*Records provided*

=-=-=-=-=

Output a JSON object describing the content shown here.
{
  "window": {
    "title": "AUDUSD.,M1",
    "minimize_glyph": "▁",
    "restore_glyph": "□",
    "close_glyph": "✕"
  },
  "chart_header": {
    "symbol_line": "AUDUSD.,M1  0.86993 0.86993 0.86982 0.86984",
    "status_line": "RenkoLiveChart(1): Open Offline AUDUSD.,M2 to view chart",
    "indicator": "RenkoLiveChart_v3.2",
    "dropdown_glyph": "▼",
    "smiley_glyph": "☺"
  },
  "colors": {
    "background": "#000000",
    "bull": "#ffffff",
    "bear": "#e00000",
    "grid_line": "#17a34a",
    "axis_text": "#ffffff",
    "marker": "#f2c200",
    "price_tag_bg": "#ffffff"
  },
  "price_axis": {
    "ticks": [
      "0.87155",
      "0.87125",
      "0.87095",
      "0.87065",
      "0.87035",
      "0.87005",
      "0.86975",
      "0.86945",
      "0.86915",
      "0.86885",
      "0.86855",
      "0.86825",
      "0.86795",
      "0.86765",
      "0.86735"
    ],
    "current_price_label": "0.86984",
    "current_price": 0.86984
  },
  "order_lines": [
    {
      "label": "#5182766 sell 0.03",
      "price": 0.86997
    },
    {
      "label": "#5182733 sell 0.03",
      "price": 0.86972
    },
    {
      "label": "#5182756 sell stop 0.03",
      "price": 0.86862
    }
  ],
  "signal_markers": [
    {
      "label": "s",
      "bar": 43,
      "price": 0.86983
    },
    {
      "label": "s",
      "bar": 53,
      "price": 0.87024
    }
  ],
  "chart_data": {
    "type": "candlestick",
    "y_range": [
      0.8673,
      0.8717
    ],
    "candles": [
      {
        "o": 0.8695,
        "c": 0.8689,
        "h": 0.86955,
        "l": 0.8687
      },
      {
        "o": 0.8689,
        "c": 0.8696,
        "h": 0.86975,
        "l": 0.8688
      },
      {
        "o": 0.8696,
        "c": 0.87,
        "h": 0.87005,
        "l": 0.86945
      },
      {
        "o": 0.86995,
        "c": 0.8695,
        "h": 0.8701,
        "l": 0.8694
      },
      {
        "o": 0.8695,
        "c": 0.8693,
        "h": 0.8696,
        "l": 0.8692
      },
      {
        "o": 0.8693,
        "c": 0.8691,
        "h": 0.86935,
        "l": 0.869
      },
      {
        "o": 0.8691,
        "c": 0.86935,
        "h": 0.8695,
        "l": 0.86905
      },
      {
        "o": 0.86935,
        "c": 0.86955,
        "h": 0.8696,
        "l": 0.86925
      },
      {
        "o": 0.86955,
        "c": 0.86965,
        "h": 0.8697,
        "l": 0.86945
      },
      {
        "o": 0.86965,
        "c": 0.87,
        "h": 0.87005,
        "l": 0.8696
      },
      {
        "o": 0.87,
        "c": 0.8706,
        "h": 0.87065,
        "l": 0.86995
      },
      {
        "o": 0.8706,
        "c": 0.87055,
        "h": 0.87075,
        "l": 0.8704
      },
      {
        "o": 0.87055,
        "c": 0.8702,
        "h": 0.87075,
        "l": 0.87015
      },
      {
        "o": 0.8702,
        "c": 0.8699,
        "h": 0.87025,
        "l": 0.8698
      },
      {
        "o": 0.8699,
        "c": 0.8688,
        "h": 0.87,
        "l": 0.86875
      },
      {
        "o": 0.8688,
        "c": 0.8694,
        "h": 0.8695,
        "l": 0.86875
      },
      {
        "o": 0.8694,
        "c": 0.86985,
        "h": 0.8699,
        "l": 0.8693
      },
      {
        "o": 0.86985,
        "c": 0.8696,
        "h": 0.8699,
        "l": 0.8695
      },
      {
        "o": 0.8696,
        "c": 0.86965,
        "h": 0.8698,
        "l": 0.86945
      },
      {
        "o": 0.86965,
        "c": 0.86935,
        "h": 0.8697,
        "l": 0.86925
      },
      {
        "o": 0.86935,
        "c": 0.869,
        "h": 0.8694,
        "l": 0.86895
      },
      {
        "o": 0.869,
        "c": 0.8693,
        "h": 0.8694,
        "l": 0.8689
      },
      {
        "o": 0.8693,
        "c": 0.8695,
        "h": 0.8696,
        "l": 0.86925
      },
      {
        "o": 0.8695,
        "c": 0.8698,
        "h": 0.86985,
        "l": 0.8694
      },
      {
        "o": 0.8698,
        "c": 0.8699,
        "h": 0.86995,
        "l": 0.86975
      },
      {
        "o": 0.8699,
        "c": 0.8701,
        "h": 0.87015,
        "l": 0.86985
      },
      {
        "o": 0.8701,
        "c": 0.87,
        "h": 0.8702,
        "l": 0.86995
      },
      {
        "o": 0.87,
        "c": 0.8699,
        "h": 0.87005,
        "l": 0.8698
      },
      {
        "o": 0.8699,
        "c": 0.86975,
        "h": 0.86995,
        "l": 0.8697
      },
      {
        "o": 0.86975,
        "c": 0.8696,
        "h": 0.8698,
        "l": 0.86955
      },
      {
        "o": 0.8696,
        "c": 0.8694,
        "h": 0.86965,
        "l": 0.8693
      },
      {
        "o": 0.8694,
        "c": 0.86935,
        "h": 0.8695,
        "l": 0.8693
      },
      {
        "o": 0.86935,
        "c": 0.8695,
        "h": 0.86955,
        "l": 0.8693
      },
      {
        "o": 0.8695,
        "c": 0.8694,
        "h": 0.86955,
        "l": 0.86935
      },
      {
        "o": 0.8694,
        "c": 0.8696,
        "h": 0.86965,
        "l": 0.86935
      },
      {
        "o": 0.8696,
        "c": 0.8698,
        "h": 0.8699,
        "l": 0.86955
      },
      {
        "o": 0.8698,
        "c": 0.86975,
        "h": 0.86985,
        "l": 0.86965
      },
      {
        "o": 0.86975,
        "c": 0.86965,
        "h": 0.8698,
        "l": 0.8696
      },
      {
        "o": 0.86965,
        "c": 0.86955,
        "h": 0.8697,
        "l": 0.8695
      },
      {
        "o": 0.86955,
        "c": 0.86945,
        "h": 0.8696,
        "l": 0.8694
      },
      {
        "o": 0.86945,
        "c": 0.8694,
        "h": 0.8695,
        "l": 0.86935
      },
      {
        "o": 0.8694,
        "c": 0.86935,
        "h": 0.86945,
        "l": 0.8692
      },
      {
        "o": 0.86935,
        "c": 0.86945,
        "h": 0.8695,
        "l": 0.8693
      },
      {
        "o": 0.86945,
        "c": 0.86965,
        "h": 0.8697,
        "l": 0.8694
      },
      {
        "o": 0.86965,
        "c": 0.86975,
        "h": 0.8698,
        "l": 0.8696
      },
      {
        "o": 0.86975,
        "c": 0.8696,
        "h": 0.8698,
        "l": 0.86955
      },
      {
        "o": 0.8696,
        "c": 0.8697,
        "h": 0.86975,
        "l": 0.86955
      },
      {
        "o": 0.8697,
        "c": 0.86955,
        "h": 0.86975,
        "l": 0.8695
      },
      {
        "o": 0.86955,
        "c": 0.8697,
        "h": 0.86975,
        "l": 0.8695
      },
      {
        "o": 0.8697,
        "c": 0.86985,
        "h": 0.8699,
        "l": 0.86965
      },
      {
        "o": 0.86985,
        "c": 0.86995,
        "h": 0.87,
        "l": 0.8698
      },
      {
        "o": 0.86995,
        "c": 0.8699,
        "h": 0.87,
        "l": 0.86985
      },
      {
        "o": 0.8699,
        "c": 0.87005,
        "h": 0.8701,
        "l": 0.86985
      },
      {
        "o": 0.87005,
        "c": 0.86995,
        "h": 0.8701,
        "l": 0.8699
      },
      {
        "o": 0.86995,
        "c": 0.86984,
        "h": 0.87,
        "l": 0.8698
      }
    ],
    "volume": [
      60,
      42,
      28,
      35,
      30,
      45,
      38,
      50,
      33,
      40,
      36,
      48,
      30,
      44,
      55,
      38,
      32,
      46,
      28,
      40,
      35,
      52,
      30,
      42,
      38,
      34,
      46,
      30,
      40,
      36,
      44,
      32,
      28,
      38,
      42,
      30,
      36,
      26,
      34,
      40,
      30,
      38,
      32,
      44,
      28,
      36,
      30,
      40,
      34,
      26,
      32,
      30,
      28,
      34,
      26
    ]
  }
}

=-=-=-=-=

*Exercise aim*
Copy every line from the records above that contains the word "ffffff".

*In response*
    "bull": "#ffffff",
    "axis_text": "#ffffff",
    "price_tag_bg": "#ffffff"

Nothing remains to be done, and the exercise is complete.